··· Data for processing ···

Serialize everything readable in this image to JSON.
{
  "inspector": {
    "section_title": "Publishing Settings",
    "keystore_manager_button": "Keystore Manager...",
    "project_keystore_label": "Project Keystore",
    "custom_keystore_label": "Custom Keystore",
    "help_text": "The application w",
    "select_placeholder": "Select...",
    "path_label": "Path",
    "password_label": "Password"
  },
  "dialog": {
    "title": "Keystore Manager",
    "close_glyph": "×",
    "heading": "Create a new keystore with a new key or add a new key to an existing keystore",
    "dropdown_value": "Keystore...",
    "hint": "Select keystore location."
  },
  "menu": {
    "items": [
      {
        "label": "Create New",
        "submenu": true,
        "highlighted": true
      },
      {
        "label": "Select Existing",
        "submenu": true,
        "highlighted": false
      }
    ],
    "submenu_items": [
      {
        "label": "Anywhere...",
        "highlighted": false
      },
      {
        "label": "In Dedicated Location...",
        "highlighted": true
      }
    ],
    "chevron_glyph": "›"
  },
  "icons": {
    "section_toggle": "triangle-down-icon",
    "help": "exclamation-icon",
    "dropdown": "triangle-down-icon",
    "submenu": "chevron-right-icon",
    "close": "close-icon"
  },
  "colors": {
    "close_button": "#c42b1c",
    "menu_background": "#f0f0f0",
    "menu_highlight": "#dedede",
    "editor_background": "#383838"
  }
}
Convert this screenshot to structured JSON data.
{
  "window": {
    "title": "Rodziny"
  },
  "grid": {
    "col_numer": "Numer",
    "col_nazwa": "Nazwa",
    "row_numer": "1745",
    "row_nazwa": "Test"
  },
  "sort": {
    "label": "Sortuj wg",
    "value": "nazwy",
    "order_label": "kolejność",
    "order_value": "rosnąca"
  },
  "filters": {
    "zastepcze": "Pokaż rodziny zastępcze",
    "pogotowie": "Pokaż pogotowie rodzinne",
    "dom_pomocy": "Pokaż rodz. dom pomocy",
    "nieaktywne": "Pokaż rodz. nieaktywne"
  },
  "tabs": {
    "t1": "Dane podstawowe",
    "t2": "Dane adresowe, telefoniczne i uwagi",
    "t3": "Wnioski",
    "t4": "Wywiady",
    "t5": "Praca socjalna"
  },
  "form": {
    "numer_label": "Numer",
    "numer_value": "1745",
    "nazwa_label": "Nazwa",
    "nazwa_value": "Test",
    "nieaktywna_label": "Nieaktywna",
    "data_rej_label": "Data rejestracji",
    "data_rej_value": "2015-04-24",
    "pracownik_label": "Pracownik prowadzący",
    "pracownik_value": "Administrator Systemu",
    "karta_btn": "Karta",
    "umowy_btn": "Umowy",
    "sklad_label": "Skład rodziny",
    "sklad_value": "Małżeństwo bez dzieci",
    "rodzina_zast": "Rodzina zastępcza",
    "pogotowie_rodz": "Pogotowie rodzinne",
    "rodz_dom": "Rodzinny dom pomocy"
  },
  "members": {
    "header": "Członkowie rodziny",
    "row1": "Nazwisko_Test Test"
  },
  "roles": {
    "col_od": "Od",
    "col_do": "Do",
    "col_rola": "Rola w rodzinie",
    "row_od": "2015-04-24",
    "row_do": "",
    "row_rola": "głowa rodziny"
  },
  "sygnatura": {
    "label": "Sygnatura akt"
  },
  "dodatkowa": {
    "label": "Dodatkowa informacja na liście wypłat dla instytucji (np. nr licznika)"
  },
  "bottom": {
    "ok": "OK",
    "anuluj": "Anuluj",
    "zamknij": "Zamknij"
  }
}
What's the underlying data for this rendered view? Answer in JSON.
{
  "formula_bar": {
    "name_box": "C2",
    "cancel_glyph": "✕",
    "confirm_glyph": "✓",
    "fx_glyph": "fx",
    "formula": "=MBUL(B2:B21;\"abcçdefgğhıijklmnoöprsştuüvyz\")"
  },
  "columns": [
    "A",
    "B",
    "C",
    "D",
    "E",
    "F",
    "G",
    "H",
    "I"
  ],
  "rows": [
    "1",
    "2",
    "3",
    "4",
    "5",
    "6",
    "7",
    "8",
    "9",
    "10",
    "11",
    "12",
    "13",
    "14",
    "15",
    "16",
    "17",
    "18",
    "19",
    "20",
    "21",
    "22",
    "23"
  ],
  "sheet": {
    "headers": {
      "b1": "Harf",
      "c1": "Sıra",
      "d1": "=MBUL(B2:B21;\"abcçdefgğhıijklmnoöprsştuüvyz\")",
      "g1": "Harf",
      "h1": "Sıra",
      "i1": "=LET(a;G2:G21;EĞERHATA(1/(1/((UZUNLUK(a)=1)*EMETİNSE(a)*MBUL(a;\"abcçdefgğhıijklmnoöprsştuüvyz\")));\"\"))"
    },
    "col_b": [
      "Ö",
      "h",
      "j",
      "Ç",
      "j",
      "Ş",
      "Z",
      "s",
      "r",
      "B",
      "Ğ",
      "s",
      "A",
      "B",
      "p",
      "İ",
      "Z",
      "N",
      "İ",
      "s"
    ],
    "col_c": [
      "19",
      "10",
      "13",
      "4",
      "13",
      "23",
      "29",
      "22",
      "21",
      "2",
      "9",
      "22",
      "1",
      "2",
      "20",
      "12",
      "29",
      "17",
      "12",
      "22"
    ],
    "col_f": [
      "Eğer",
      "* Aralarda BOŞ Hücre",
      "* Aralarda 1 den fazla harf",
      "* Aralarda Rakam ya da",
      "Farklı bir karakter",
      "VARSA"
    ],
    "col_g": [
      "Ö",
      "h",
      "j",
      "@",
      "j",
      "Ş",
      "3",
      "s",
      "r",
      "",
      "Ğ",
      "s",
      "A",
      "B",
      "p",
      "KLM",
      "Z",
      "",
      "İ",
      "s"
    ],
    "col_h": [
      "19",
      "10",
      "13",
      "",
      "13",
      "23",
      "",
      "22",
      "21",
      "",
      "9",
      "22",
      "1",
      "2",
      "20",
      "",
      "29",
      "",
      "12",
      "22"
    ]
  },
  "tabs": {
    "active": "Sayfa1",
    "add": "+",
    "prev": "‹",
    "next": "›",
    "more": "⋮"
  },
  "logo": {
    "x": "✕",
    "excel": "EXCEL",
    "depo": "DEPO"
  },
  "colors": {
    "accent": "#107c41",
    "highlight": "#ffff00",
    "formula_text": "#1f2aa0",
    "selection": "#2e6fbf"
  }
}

···
··· Data for processing ···

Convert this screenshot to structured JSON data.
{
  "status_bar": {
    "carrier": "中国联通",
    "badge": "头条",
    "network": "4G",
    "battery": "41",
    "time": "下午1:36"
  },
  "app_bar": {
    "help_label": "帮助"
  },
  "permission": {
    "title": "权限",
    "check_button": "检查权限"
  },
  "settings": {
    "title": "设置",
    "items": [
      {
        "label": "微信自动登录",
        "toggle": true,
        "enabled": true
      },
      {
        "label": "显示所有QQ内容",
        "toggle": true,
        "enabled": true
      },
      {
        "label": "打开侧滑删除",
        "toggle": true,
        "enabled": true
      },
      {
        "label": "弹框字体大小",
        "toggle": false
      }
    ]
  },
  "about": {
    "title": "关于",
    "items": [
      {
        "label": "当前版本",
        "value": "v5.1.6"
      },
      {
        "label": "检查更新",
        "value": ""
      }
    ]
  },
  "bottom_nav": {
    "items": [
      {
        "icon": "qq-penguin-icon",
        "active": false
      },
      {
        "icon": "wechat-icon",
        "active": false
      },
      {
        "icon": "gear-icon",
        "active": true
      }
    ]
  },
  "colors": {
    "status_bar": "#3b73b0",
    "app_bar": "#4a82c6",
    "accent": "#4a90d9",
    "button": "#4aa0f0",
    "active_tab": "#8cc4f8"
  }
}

···

Short exercise:
Isolate the lines above that contain the word "JSON" and copy them.

Task answer:
Serialize everything readable in this image to JSON.
Convert this screenshot to structured JSON data.
What's the underlying data for this rendered view? Answer in JSON.
Convert this screenshot to structured JSON data.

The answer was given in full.